Task statement ▸ The records below must be written out exactly, with every picture left behind.

Recorded information ▸
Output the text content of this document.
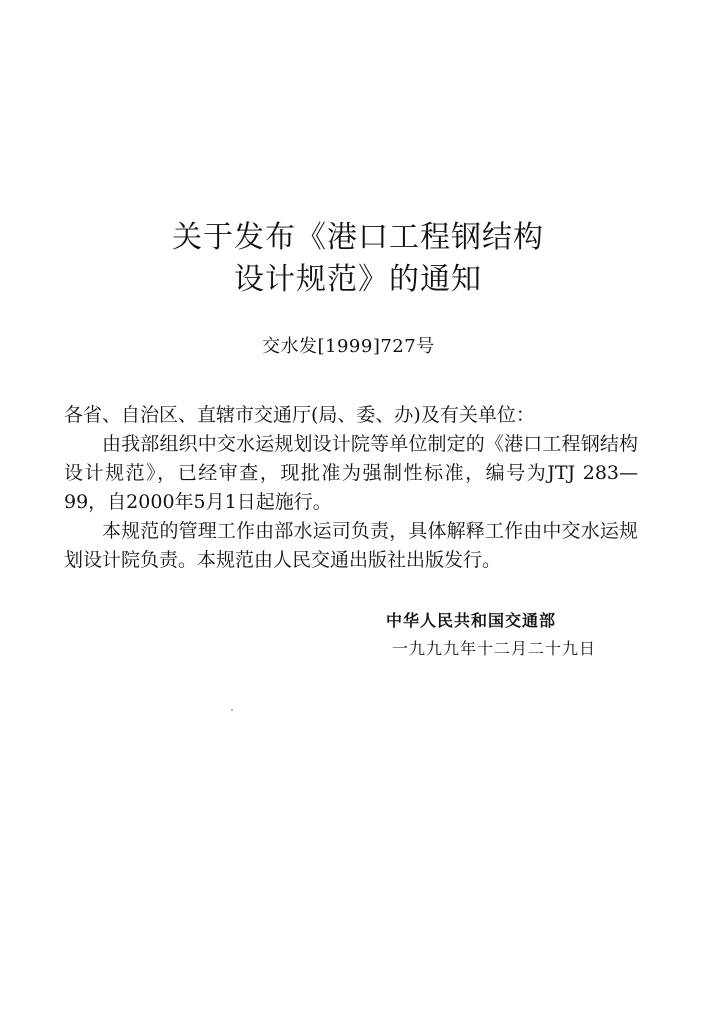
关于发布《港口工程钢结构
设计规范》的通知
交水发[1999]727号
各省、自治区、直辖市交通厅(局、委、办)及有关单位：
由我部组织中交水运规划设计院等单位制定的《港口工程钢结构设计规范》，已经审查，现批准为强制性标准，编号为JTJ 283—99，自2000年5月1日起施行。
本规范的管理工作由部水运司负责，具体解释工作由中交水运规划设计院负责。本规范由人民交通出版社出版发行。
中华人民共和国交通部
一九九九年十二月二十九日
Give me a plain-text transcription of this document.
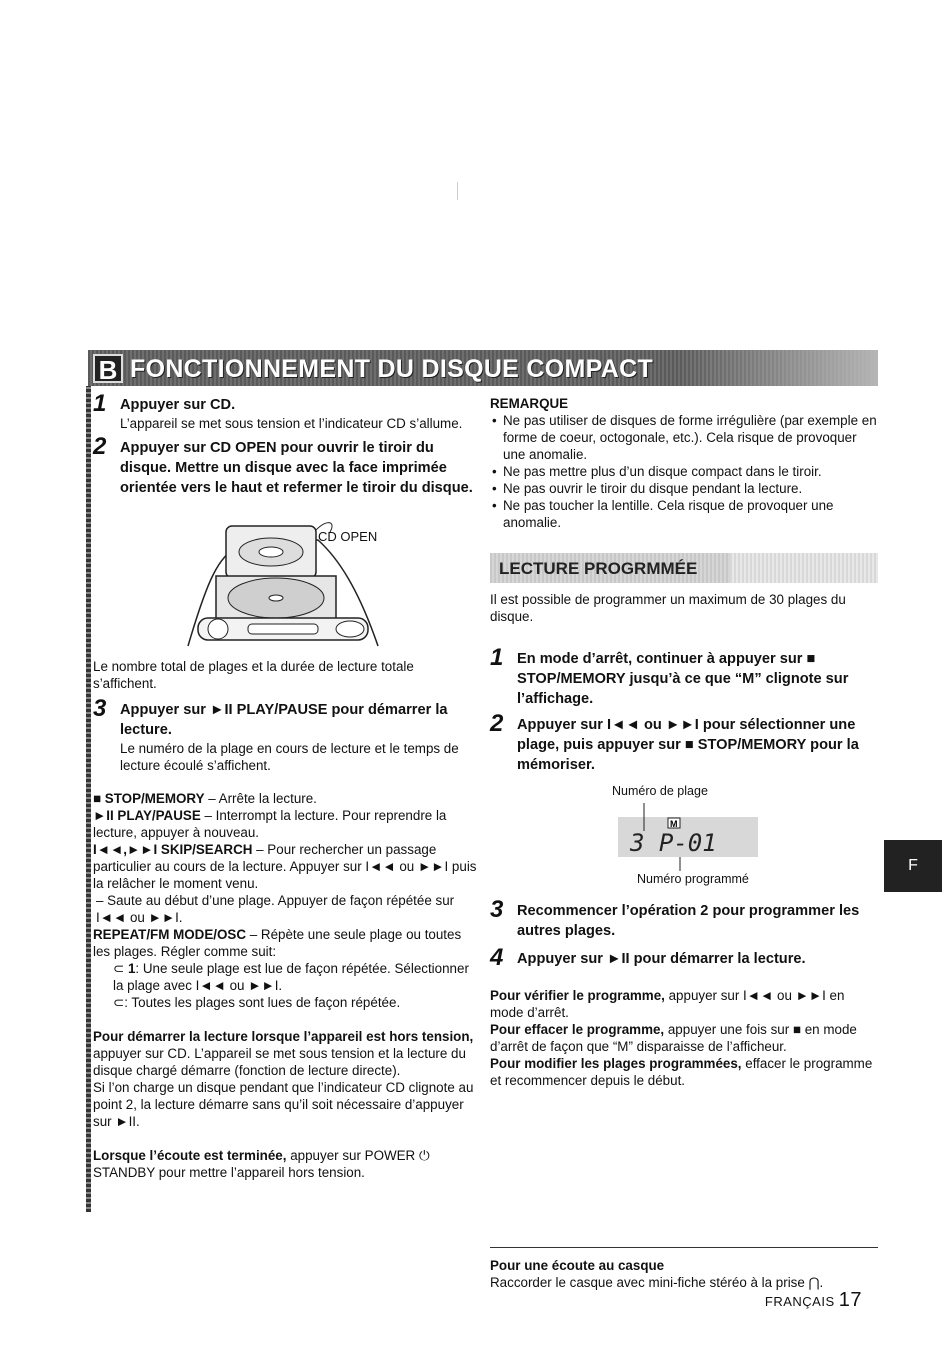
B FONCTIONNEMENT DU DISQUE COMPACT
1 Appuyer sur CD.

L’appareil se met sous tension et l’indicateur CD s’allume.

2 Appuyer sur CD OPEN pour ouvrir le tiroir du disque. Mettre un disque avec la face imprimée orientée vers le haut et refermer le tiroir du disque.

CD OPEN

Le nombre total de plages et la durée de lecture totale s’affichent.

3 Appuyer sur ►II PLAY/PAUSE pour démarrer la lecture.

Le numéro de la plage en cours de lecture et le temps de lecture écoulé s’affichent.

■ STOP/MEMORY – Arrête la lecture.

►II PLAY/PAUSE – Interrompt la lecture. Pour reprendre la lecture, appuyer à nouveau.

I◄◄,►►I SKIP/SEARCH – Pour rechercher un passage particulier au cours de la lecture. Appuyer sur I◄◄ ou ►►I puis la relâcher le moment venu.

– Saute au début d’une plage. Appuyer de façon répétée sur I◄◄ ou ►►I.

REPEAT/FM MODE/OSC – Répète une seule plage ou toutes les plages. Régler comme suit:

⊂ 1: Une seule plage est lue de façon répétée. Sélectionner la plage avec I◄◄ ou ►►I.

⊂: Toutes les plages sont lues de façon répétée.

Pour démarrer la lecture lorsque l’appareil est hors tension, appuyer sur CD. L’appareil se met sous tension et la lecture du disque chargé démarre (fonction de lecture directe).

Si l’on charge un disque pendant que l’indicateur CD clignote au point 2, la lecture démarre sans qu’il soit nécessaire d’appuyer sur ►II.

Lorsque l’écoute est terminée, appuyer sur POWER ⏻ STANDBY pour mettre l’appareil hors tension.

REMARQUE

• Ne pas utiliser de disques de forme irrégulière (par exemple en forme de coeur, octogonale, etc.). Cela risque de provoquer une anomalie.
• Ne pas mettre plus d’un disque compact dans le tiroir.
• Ne pas ouvrir le tiroir du disque pendant la lecture.
• Ne pas toucher la lentille. Cela risque de provoquer une anomalie.
LECTURE PROGRMMÉE

Il est possible de programmer un maximum de 30 plages du disque.

1 En mode d’arrêt, continuer à appuyer sur ■ STOP/MEMORY jusqu’à ce que “M” clignote sur l’affichage.

2 Appuyer sur I◄◄ ou ►►I pour sélectionner une plage, puis appuyer sur ■ STOP/MEMORY pour la mémoriser.

Numéro de plage
M
3 P-01
Numéro programmé
3 Recommencer l’opération 2 pour programmer les autres plages.

4 Appuyer sur ►II pour démarrer la lecture.

Pour vérifier le programme, appuyer sur I◄◄ ou ►►I en mode d’arrêt.

Pour effacer le programme, appuyer une fois sur ■ en mode d’arrêt de façon que “M” disparaisse de l’afficheur.

Pour modifier les plages programmées, effacer le programme et recommencer depuis le début.

Pour une écoute au casque
Raccorder le casque avec mini-fiche stéréo à la prise ⋂.
FRANÇAIS 17
F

Exercise result ▸
Output the text content of this document.
关于发布《港口工程钢结构
设计规范》的通知
交水发[1999]727号
各省、自治区、直辖市交通厅(局、委、办)及有关单位：
由我部组织中交水运规划设计院等单位制定的《港口工程钢结构设计规范》，已经审查，现批准为强制性标准，编号为JTJ 283—99，自2000年5月1日起施行。
本规范的管理工作由部水运司负责，具体解释工作由中交水运规划设计院负责。本规范由人民交通出版社出版发行。
中华人民共和国交通部
一九九九年十二月二十九日
Give me a plain-text transcription of this document.
B FONCTIONNEMENT DU DISQUE COMPACT
1 Appuyer sur CD.

L’appareil se met sous tension et l’indicateur CD s’allume.

2 Appuyer sur CD OPEN pour ouvrir le tiroir du disque. Mettre un disque avec la face imprimée orientée vers le haut et refermer le tiroir du disque.

CD OPEN

Le nombre total de plages et la durée de lecture totale s’affichent.

3 Appuyer sur ►II PLAY/PAUSE pour démarrer la lecture.

Le numéro de la plage en cours de lecture et le temps de lecture écoulé s’affichent.

■ STOP/MEMORY – Arrête la lecture.

►II PLAY/PAUSE – Interrompt la lecture. Pour reprendre la lecture, appuyer à nouveau.

I◄◄,►►I SKIP/SEARCH – Pour rechercher un passage particulier au cours de la lecture. Appuyer sur I◄◄ ou ►►I puis la relâcher le moment venu.

– Saute au début d’une plage. Appuyer de façon répétée sur I◄◄ ou ►►I.

REPEAT/FM MODE/OSC – Répète une seule plage ou toutes les plages. Régler comme suit:

⊂ 1: Une seule plage est lue de façon répétée. Sélectionner la plage avec I◄◄ ou ►►I.

⊂: Toutes les plages sont lues de façon répétée.

Pour démarrer la lecture lorsque l’appareil est hors tension, appuyer sur CD. L’appareil se met sous tension et la lecture du disque chargé démarre (fonction de lecture directe).

Si l’on charge un disque pendant que l’indicateur CD clignote au point 2, la lecture démarre sans qu’il soit nécessaire d’appuyer sur ►II.

Lorsque l’écoute est terminée, appuyer sur POWER ⏻ STANDBY pour mettre l’appareil hors tension.

REMARQUE

• Ne pas utiliser de disques de forme irrégulière (par exemple en forme de coeur, octogonale, etc.). Cela risque de provoquer une anomalie.
• Ne pas mettre plus d’un disque compact dans le tiroir.
• Ne pas ouvrir le tiroir du disque pendant la lecture.
• Ne pas toucher la lentille. Cela risque de provoquer une anomalie.
LECTURE PROGRMMÉE

Il est possible de programmer un maximum de 30 plages du disque.

1 En mode d’arrêt, continuer à appuyer sur ■ STOP/MEMORY jusqu’à ce que “M” clignote sur l’affichage.

2 Appuyer sur I◄◄ ou ►►I pour sélectionner une plage, puis appuyer sur ■ STOP/MEMORY pour la mémoriser.

Numéro de plage
M
3 P-01
Numéro programmé
3 Recommencer l’opération 2 pour programmer les autres plages.

4 Appuyer sur ►II pour démarrer la lecture.

Pour vérifier le programme, appuyer sur I◄◄ ou ►►I en mode d’arrêt.

Pour effacer le programme, appuyer une fois sur ■ en mode d’arrêt de façon que “M” disparaisse de l’afficheur.

Pour modifier les plages programmées, effacer le programme et recommencer depuis le début.

Pour une écoute au casque
Raccorder le casque avec mini-fiche stéréo à la prise ⋂.
FRANÇAIS 17
F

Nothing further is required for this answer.